* [Written request]:
Lines containing the string "credit" are to be collected in full.

* [Records to process]:
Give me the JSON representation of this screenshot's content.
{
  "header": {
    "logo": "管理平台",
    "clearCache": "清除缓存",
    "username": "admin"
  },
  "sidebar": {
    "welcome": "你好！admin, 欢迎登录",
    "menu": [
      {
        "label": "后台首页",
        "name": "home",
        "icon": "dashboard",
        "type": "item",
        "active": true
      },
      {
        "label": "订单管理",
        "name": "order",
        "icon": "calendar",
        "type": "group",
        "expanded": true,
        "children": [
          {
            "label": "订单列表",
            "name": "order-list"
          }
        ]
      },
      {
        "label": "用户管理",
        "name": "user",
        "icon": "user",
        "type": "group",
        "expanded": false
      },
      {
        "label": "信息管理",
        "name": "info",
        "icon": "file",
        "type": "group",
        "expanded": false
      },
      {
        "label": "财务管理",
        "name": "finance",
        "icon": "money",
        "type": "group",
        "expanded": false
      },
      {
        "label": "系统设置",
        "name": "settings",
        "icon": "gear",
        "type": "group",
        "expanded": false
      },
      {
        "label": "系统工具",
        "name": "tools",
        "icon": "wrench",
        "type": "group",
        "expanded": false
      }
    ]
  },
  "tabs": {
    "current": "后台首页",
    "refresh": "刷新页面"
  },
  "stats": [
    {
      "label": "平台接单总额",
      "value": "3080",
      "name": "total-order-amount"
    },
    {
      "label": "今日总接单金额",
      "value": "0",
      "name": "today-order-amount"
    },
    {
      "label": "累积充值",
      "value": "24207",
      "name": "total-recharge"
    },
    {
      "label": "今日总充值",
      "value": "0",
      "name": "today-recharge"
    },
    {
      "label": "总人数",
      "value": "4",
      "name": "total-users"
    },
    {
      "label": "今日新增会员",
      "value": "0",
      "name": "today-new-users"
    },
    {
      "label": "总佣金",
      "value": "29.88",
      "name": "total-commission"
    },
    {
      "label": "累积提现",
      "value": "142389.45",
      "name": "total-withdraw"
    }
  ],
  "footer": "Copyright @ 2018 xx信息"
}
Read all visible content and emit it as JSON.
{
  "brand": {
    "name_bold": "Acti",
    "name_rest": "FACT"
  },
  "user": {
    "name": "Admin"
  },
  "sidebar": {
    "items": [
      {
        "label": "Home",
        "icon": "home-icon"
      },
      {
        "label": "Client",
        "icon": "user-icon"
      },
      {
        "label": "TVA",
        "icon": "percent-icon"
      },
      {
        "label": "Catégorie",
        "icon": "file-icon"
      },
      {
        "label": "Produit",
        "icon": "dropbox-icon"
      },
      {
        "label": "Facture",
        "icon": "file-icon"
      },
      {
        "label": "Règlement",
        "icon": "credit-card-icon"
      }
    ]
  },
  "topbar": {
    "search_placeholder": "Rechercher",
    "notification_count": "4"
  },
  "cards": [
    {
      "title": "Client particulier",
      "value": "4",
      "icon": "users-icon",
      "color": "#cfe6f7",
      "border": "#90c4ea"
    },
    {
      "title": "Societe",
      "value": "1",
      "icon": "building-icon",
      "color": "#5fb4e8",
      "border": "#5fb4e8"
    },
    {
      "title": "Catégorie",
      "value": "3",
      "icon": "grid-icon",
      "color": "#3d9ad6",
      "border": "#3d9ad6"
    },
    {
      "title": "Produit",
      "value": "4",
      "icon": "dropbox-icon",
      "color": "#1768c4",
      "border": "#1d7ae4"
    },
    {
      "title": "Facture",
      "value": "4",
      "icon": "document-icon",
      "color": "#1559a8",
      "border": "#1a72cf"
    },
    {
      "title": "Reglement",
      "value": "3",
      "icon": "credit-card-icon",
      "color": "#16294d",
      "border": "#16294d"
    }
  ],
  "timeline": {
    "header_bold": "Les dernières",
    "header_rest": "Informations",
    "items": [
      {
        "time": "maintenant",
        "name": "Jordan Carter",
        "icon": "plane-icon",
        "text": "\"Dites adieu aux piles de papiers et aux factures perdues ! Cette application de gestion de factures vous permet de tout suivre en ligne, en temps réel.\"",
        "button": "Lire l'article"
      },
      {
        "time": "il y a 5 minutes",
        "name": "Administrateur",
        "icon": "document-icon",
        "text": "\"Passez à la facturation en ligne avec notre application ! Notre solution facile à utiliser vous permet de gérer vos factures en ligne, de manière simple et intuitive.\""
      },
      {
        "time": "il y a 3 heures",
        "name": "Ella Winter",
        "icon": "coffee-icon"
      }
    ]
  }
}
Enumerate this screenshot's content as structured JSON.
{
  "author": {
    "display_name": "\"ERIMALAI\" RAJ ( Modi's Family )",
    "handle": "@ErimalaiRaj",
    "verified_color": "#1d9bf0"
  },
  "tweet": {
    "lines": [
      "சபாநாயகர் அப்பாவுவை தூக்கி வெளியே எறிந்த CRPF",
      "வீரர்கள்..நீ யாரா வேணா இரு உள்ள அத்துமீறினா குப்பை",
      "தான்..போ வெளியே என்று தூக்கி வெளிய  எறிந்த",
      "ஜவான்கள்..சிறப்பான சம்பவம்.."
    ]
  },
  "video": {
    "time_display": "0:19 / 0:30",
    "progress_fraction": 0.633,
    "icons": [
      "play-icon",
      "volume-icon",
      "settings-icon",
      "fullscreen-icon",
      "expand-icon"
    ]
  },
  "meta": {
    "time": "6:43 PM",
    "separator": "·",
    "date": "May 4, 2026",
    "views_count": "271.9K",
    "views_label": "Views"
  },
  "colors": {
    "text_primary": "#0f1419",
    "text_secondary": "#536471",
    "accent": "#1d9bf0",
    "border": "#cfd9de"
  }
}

* [Output of the exercise]:
        "icon": "credit-card-icon"
      "icon": "credit-card-icon",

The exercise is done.